▶ **STATED TASK**: Give the records back in full, exactly as they read.

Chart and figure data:
▶
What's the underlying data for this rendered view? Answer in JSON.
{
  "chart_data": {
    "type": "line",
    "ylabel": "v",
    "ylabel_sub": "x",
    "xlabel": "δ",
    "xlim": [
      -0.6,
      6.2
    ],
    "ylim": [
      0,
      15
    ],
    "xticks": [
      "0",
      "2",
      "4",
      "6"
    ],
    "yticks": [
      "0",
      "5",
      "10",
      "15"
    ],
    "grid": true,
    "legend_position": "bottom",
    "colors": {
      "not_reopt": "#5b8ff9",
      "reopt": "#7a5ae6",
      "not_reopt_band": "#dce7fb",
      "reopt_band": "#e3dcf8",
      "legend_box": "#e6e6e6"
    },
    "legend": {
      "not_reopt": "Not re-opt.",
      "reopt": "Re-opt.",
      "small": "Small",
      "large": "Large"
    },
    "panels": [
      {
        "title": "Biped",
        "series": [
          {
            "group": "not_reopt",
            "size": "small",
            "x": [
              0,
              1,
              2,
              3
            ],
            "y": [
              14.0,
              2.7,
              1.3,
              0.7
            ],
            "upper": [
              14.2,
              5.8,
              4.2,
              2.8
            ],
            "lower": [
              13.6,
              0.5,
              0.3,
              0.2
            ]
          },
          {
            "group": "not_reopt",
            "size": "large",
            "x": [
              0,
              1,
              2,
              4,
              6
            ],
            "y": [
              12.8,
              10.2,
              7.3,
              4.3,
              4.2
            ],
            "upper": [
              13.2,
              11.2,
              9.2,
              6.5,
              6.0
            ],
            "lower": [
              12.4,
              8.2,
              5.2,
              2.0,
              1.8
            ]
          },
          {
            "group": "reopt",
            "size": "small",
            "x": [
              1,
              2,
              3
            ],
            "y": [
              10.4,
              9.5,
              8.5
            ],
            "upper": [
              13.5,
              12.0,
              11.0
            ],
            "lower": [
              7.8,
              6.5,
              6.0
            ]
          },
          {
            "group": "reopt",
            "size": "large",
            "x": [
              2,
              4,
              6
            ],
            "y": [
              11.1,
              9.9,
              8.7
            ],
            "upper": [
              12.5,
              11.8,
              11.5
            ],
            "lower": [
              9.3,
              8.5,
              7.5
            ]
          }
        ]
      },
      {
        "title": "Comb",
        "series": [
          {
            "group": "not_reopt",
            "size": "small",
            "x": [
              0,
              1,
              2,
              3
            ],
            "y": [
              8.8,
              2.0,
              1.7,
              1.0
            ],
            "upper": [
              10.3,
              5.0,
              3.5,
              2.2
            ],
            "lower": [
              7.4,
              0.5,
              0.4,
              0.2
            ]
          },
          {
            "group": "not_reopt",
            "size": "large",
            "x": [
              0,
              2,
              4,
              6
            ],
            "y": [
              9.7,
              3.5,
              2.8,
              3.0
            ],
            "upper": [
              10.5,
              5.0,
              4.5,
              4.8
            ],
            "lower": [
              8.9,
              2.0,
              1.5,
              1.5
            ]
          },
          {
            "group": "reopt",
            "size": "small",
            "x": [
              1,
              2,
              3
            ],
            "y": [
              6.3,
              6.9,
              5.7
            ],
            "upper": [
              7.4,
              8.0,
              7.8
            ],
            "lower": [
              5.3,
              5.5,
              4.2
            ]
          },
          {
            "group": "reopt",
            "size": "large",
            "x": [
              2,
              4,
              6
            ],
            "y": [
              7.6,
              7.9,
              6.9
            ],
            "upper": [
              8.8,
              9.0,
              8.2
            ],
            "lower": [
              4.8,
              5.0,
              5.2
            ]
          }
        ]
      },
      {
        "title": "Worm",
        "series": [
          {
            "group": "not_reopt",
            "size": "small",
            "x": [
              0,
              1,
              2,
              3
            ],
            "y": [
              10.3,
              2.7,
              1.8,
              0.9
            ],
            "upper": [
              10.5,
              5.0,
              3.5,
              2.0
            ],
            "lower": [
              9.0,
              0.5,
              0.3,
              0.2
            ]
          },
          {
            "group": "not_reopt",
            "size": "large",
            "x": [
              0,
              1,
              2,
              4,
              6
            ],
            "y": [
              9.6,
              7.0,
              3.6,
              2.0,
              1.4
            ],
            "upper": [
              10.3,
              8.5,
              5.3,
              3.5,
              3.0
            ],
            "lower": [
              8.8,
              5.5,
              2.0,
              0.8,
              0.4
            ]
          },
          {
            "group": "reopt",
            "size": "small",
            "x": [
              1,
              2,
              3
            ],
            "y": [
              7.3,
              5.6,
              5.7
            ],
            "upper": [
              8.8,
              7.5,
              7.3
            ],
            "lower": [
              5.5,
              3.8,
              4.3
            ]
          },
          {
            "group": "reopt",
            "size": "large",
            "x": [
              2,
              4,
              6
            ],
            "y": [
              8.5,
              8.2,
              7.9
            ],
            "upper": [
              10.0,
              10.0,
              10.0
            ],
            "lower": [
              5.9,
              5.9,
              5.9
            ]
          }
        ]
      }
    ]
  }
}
◀
▶ **ANSWER TO THIS EXERCISE**:
What's the underlying data for this rendered view? Answer in JSON.
{
  "chart_data": {
    "type": "line",
    "ylabel": "v",
    "ylabel_sub": "x",
    "xlabel": "δ",
    "xlim": [
      -0.6,
      6.2
    ],
    "ylim": [
      0,
      15
    ],
    "xticks": [
      "0",
      "2",
      "4",
      "6"
    ],
    "yticks": [
      "0",
      "5",
      "10",
      "15"
    ],
    "grid": true,
    "legend_position": "bottom",
    "colors": {
      "not_reopt": "#5b8ff9",
      "reopt": "#7a5ae6",
      "not_reopt_band": "#dce7fb",
      "reopt_band": "#e3dcf8",
      "legend_box": "#e6e6e6"
    },
    "legend": {
      "not_reopt": "Not re-opt.",
      "reopt": "Re-opt.",
      "small": "Small",
      "large": "Large"
    },
    "panels": [
      {
        "title": "Biped",
        "series": [
          {
            "group": "not_reopt",
            "size": "small",
            "x": [
              0,
              1,
              2,
              3
            ],
            "y": [
              14.0,
              2.7,
              1.3,
              0.7
            ],
            "upper": [
              14.2,
              5.8,
              4.2,
              2.8
            ],
            "lower": [
              13.6,
              0.5,
              0.3,
              0.2
            ]
          },
          {
            "group": "not_reopt",
            "size": "large",
            "x": [
              0,
              1,
              2,
              4,
              6
            ],
            "y": [
              12.8,
              10.2,
              7.3,
              4.3,
              4.2
            ],
            "upper": [
              13.2,
              11.2,
              9.2,
              6.5,
              6.0
            ],
            "lower": [
              12.4,
              8.2,
              5.2,
              2.0,
              1.8
            ]
          },
          {
            "group": "reopt",
            "size": "small",
            "x": [
              1,
              2,
              3
            ],
            "y": [
              10.4,
              9.5,
              8.5
            ],
            "upper": [
              13.5,
              12.0,
              11.0
            ],
            "lower": [
              7.8,
              6.5,
              6.0
            ]
          },
          {
            "group": "reopt",
            "size": "large",
            "x": [
              2,
              4,
              6
            ],
            "y": [
              11.1,
              9.9,
              8.7
            ],
            "upper": [
              12.5,
              11.8,
              11.5
            ],
            "lower": [
              9.3,
              8.5,
              7.5
            ]
          }
        ]
      },
      {
        "title": "Comb",
        "series": [
          {
            "group": "not_reopt",
            "size": "small",
            "x": [
              0,
              1,
              2,
              3
            ],
            "y": [
              8.8,
              2.0,
              1.7,
              1.0
            ],
            "upper": [
              10.3,
              5.0,
              3.5,
              2.2
            ],
            "lower": [
              7.4,
              0.5,
              0.4,
              0.2
            ]
          },
          {
            "group": "not_reopt",
            "size": "large",
            "x": [
              0,
              2,
              4,
              6
            ],
            "y": [
              9.7,
              3.5,
              2.8,
              3.0
            ],
            "upper": [
              10.5,
              5.0,
              4.5,
              4.8
            ],
            "lower": [
              8.9,
              2.0,
              1.5,
              1.5
            ]
          },
          {
            "group": "reopt",
            "size": "small",
            "x": [
              1,
              2,
              3
            ],
            "y": [
              6.3,
              6.9,
              5.7
            ],
            "upper": [
              7.4,
              8.0,
              7.8
            ],
            "lower": [
              5.3,
              5.5,
              4.2
            ]
          },
          {
            "group": "reopt",
            "size": "large",
            "x": [
              2,
              4,
              6
            ],
            "y": [
              7.6,
              7.9,
              6.9
            ],
            "upper": [
              8.8,
              9.0,
              8.2
            ],
            "lower": [
              4.8,
              5.0,
              5.2
            ]
          }
        ]
      },
      {
        "title": "Worm",
        "series": [
          {
            "group": "not_reopt",
            "size": "small",
            "x": [
              0,
              1,
              2,
              3
            ],
            "y": [
              10.3,
              2.7,
              1.8,
              0.9
            ],
            "upper": [
              10.5,
              5.0,
              3.5,
              2.0
            ],
            "lower": [
              9.0,
              0.5,
              0.3,
              0.2
            ]
          },
          {
            "group": "not_reopt",
            "size": "large",
            "x": [
              0,
              1,
              2,
              4,
              6
            ],
            "y": [
              9.6,
              7.0,
              3.6,
              2.0,
              1.4
            ],
            "upper": [
              10.3,
              8.5,
              5.3,
              3.5,
              3.0
            ],
            "lower": [
              8.8,
              5.5,
              2.0,
              0.8,
              0.4
            ]
          },
          {
            "group": "reopt",
            "size": "small",
            "x": [
              1,
              2,
              3
            ],
            "y": [
              7.3,
              5.6,
              5.7
            ],
            "upper": [
              8.8,
              7.5,
              7.3
            ],
            "lower": [
              5.5,
              3.8,
              4.3
            ]
          },
          {
            "group": "reopt",
            "size": "large",
            "x": [
              2,
              4,
              6
            ],
            "y": [
              8.5,
              8.2,
              7.9
            ],
            "upper": [
              10.0,
              10.0,
              10.0
            ],
            "lower": [
              5.9,
              5.9,
              5.9
            ]
          }
        ]
      }
    ]
  }
}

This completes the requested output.